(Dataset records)
=======
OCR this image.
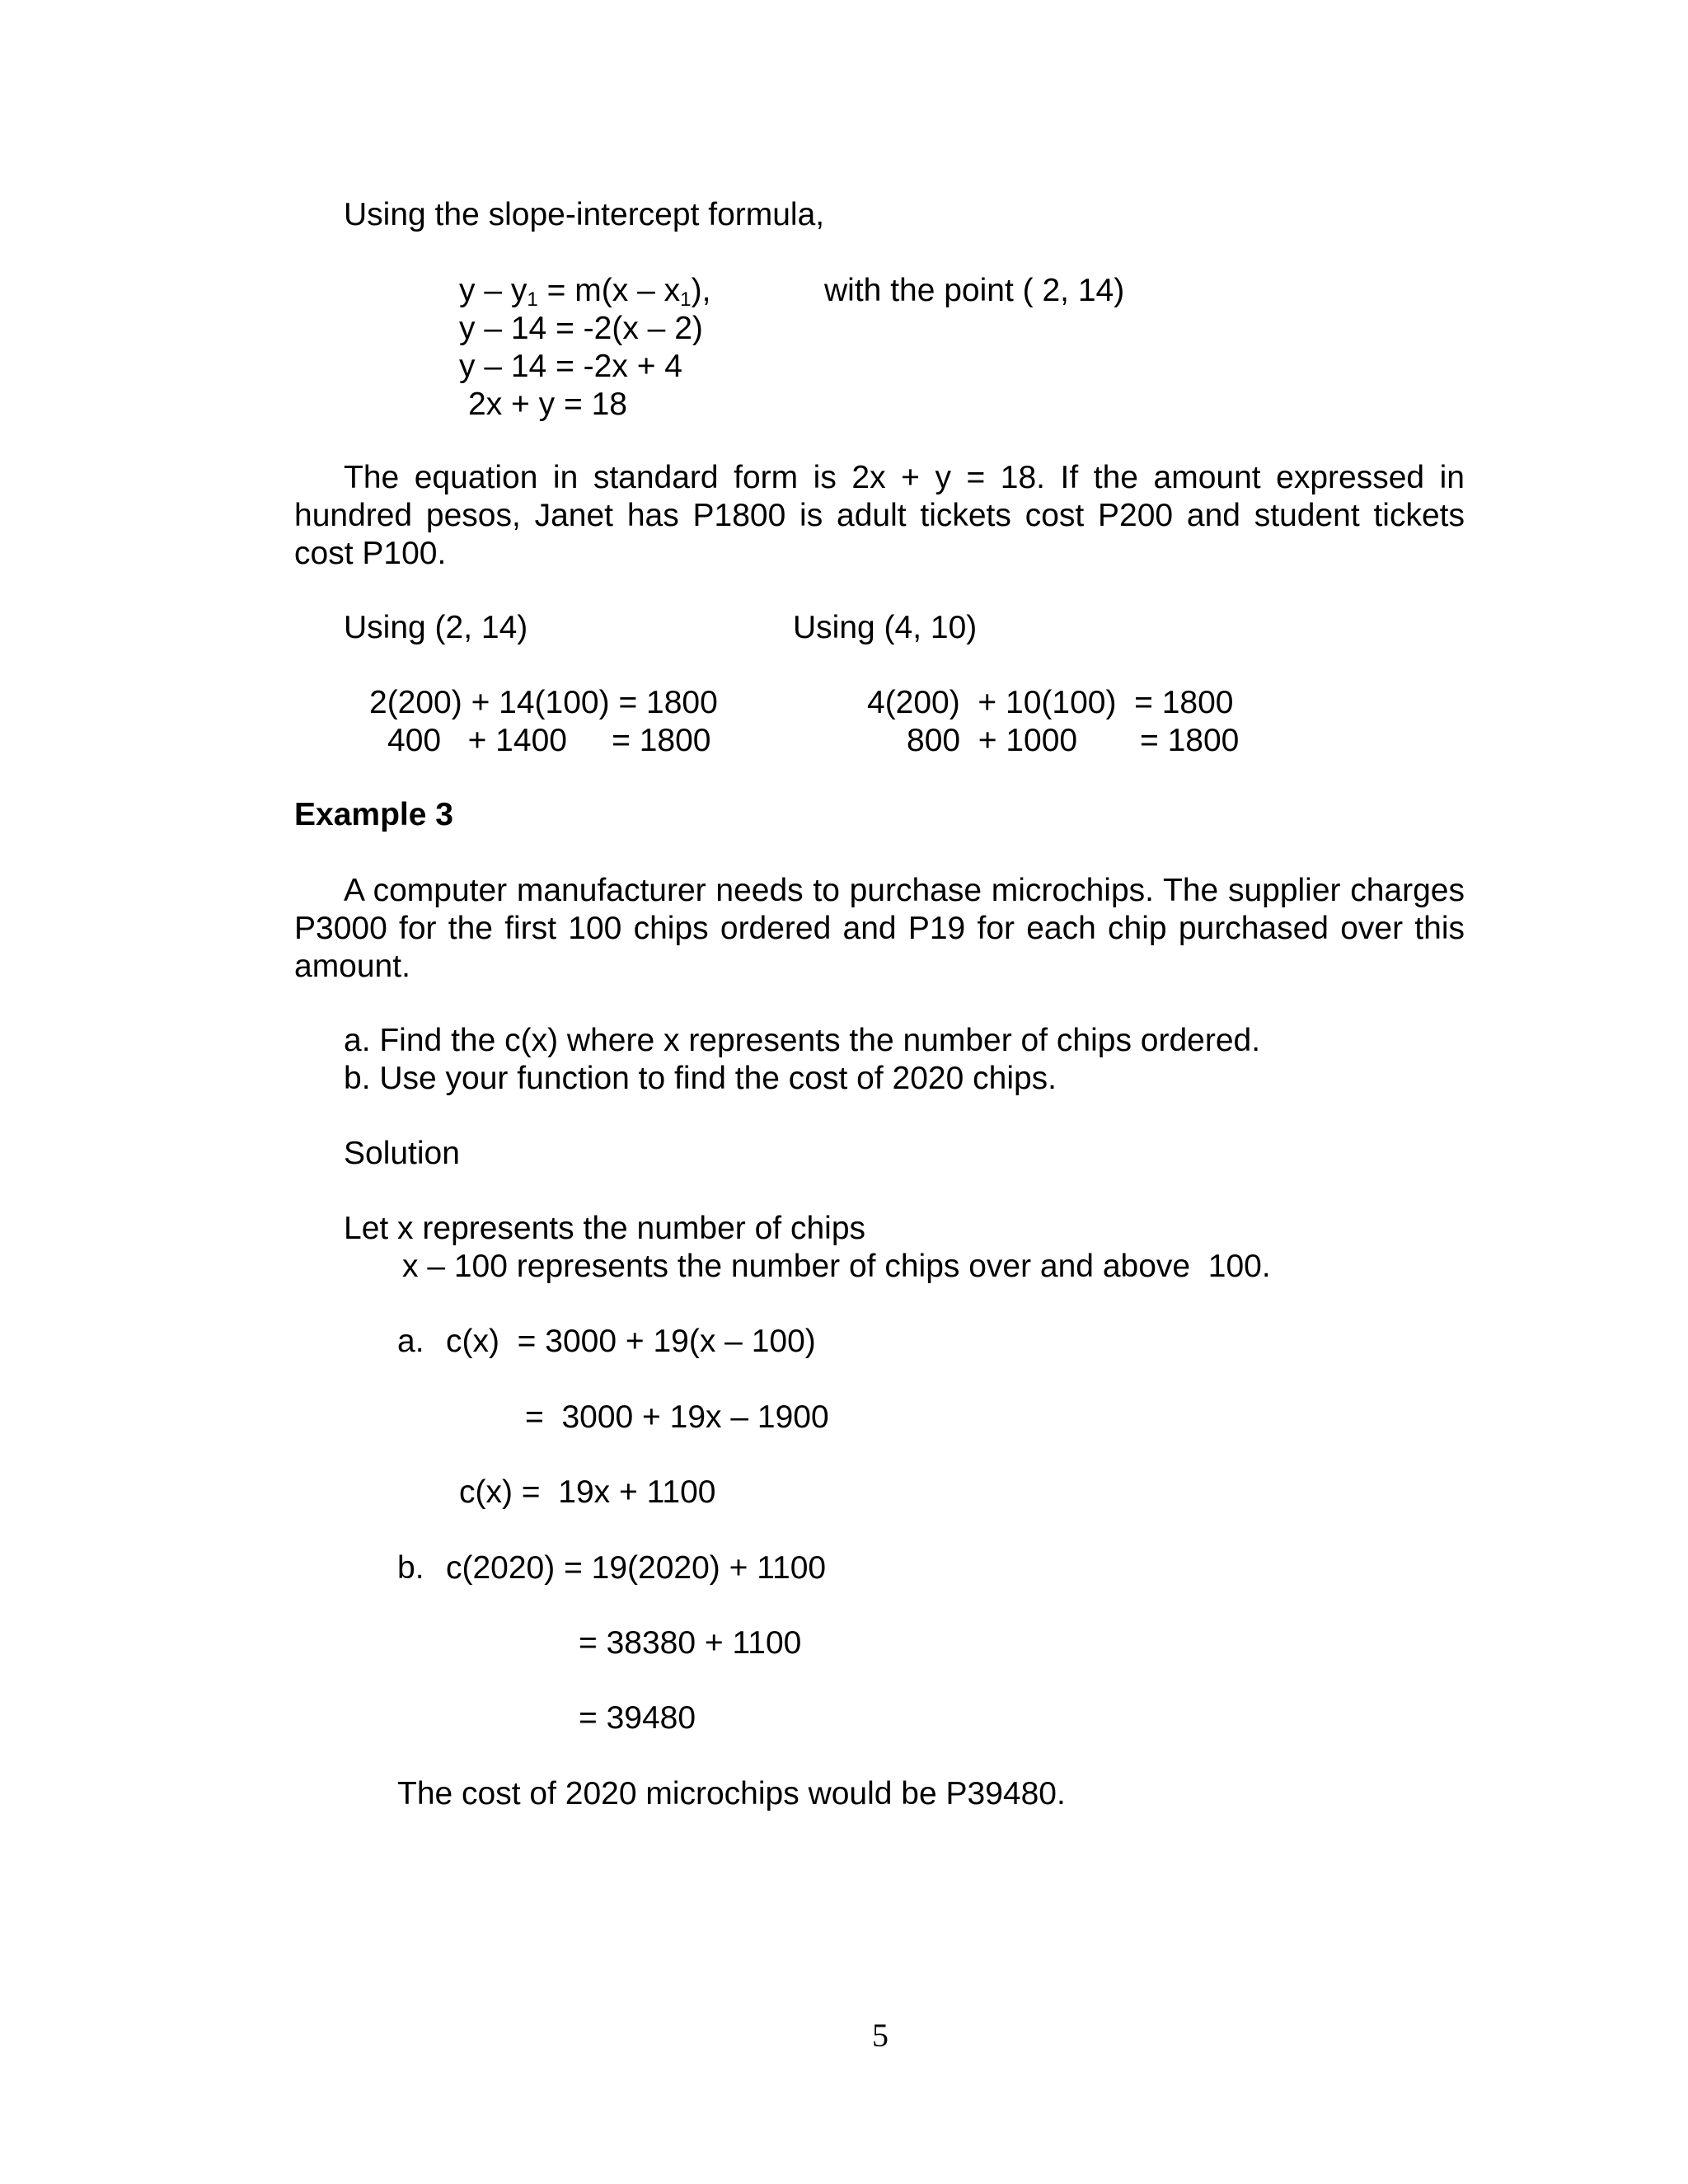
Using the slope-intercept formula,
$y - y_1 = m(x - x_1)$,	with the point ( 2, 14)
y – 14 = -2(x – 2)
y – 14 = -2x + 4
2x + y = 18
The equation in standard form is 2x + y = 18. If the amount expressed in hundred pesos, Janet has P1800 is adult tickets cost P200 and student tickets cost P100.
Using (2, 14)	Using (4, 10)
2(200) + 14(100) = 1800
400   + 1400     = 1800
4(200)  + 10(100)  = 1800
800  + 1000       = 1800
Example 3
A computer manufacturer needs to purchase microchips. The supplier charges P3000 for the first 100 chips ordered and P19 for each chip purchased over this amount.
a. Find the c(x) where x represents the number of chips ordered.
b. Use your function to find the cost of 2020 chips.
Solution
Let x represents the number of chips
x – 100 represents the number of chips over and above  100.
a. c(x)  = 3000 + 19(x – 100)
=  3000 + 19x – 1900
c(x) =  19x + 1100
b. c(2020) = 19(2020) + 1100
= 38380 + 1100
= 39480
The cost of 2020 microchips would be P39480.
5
=======
▶ Set problem
Return every line of the preceding records in which the word "number" appears.

▶ Answer to the task
a. Find the c(x) where x represents the number of chips ordered.
Let x represents the number of chips
x – 100 represents the number of chips over and above  100.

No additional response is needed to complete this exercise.